Every entry that follows should be repeated exactly; drop the images.

Dataset excerpt
## start
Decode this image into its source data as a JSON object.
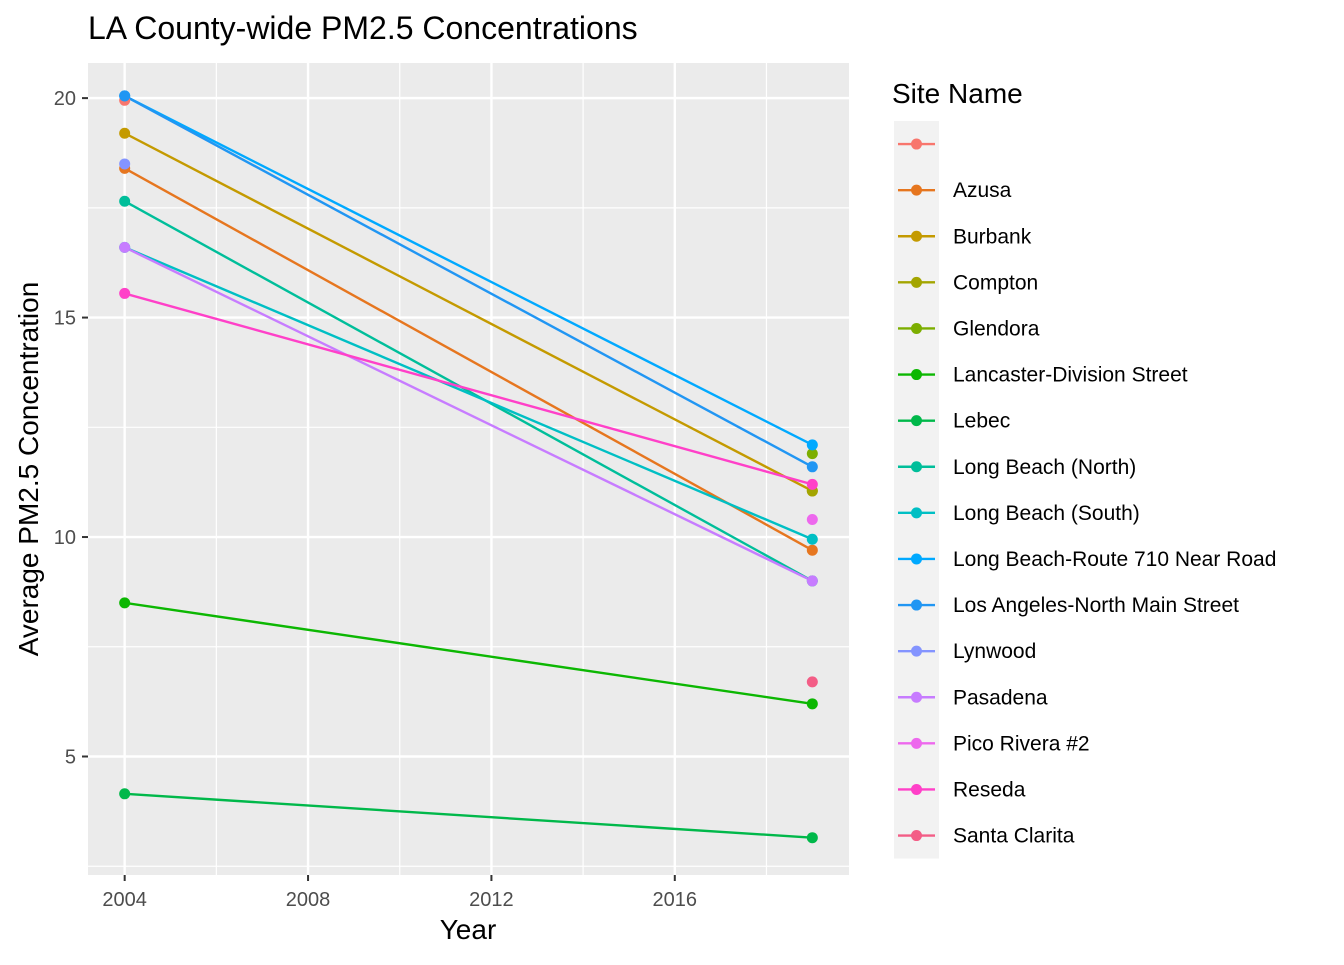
{
  "chart_data": {
    "type": "line",
    "title": "LA County-wide PM2.5 Concentrations",
    "xlabel": "Year",
    "ylabel": "Average PM2.5 Concentration",
    "xlim": [
      2003.2,
      2019.8
    ],
    "ylim": [
      2.3,
      20.8
    ],
    "x_ticks": [
      2004,
      2008,
      2012,
      2016
    ],
    "x_minor": [
      2006,
      2010,
      2014,
      2018
    ],
    "y_ticks": [
      5,
      10,
      15,
      20
    ],
    "y_minor": [
      2.5,
      7.5,
      12.5,
      17.5
    ],
    "grid": true,
    "legend_title": "Site Name",
    "legend_position": "right",
    "x": [
      2004,
      2019
    ],
    "series": [
      {
        "name": "",
        "color": "#F8766D",
        "values": [
          19.95,
          null
        ]
      },
      {
        "name": "Azusa",
        "color": "#E6761F",
        "values": [
          18.4,
          9.7
        ]
      },
      {
        "name": "Burbank",
        "color": "#C49A00",
        "values": [
          19.2,
          11.05
        ]
      },
      {
        "name": "Compton",
        "color": "#A3A500",
        "values": [
          null,
          11.05
        ]
      },
      {
        "name": "Glendora",
        "color": "#7CAE00",
        "values": [
          null,
          11.9
        ]
      },
      {
        "name": "Lancaster-Division Street",
        "color": "#0CB702",
        "values": [
          8.5,
          6.2
        ]
      },
      {
        "name": "Lebec",
        "color": "#00B84A",
        "values": [
          4.15,
          3.15
        ]
      },
      {
        "name": "Long Beach (North)",
        "color": "#00BE9A",
        "values": [
          17.65,
          9.0
        ]
      },
      {
        "name": "Long Beach (South)",
        "color": "#00BFC4",
        "values": [
          16.6,
          9.95
        ]
      },
      {
        "name": "Long Beach-Route 710 Near Road",
        "color": "#00A9FF",
        "values": [
          20.05,
          12.1
        ]
      },
      {
        "name": "Los Angeles-North Main Street",
        "color": "#2196F3",
        "values": [
          20.05,
          11.6
        ]
      },
      {
        "name": "Lynwood",
        "color": "#8494FF",
        "values": [
          18.5,
          null
        ]
      },
      {
        "name": "Pasadena",
        "color": "#C77CFF",
        "values": [
          16.6,
          9.0
        ]
      },
      {
        "name": "Pico Rivera #2",
        "color": "#ED68ED",
        "values": [
          null,
          10.4
        ]
      },
      {
        "name": "Reseda",
        "color": "#FF40C8",
        "values": [
          15.55,
          11.2
        ]
      },
      {
        "name": "Santa Clarita",
        "color": "#F35D86",
        "values": [
          null,
          6.7
        ]
      }
    ]
  }
}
## end
§ **Exercise response**:
Decode this image into its source data as a JSON object.
{
  "chart_data": {
    "type": "line",
    "title": "LA County-wide PM2.5 Concentrations",
    "xlabel": "Year",
    "ylabel": "Average PM2.5 Concentration",
    "xlim": [
      2003.2,
      2019.8
    ],
    "ylim": [
      2.3,
      20.8
    ],
    "x_ticks": [
      2004,
      2008,
      2012,
      2016
    ],
    "x_minor": [
      2006,
      2010,
      2014,
      2018
    ],
    "y_ticks": [
      5,
      10,
      15,
      20
    ],
    "y_minor": [
      2.5,
      7.5,
      12.5,
      17.5
    ],
    "grid": true,
    "legend_title": "Site Name",
    "legend_position": "right",
    "x": [
      2004,
      2019
    ],
    "series": [
      {
        "name": "",
        "color": "#F8766D",
        "values": [
          19.95,
          null
        ]
      },
      {
        "name": "Azusa",
        "color": "#E6761F",
        "values": [
          18.4,
          9.7
        ]
      },
      {
        "name": "Burbank",
        "color": "#C49A00",
        "values": [
          19.2,
          11.05
        ]
      },
      {
        "name": "Compton",
        "color": "#A3A500",
        "values": [
          null,
          11.05
        ]
      },
      {
        "name": "Glendora",
        "color": "#7CAE00",
        "values": [
          null,
          11.9
        ]
      },
      {
        "name": "Lancaster-Division Street",
        "color": "#0CB702",
        "values": [
          8.5,
          6.2
        ]
      },
      {
        "name": "Lebec",
        "color": "#00B84A",
        "values": [
          4.15,
          3.15
        ]
      },
      {
        "name": "Long Beach (North)",
        "color": "#00BE9A",
        "values": [
          17.65,
          9.0
        ]
      },
      {
        "name": "Long Beach (South)",
        "color": "#00BFC4",
        "values": [
          16.6,
          9.95
        ]
      },
      {
        "name": "Long Beach-Route 710 Near Road",
        "color": "#00A9FF",
        "values": [
          20.05,
          12.1
        ]
      },
      {
        "name": "Los Angeles-North Main Street",
        "color": "#2196F3",
        "values": [
          20.05,
          11.6
        ]
      },
      {
        "name": "Lynwood",
        "color": "#8494FF",
        "values": [
          18.5,
          null
        ]
      },
      {
        "name": "Pasadena",
        "color": "#C77CFF",
        "values": [
          16.6,
          9.0
        ]
      },
      {
        "name": "Pico Rivera #2",
        "color": "#ED68ED",
        "values": [
          null,
          10.4
        ]
      },
      {
        "name": "Reseda",
        "color": "#FF40C8",
        "values": [
          15.55,
          11.2
        ]
      },
      {
        "name": "Santa Clarita",
        "color": "#F35D86",
        "values": [
          null,
          6.7
        ]
      }
    ]
  }
}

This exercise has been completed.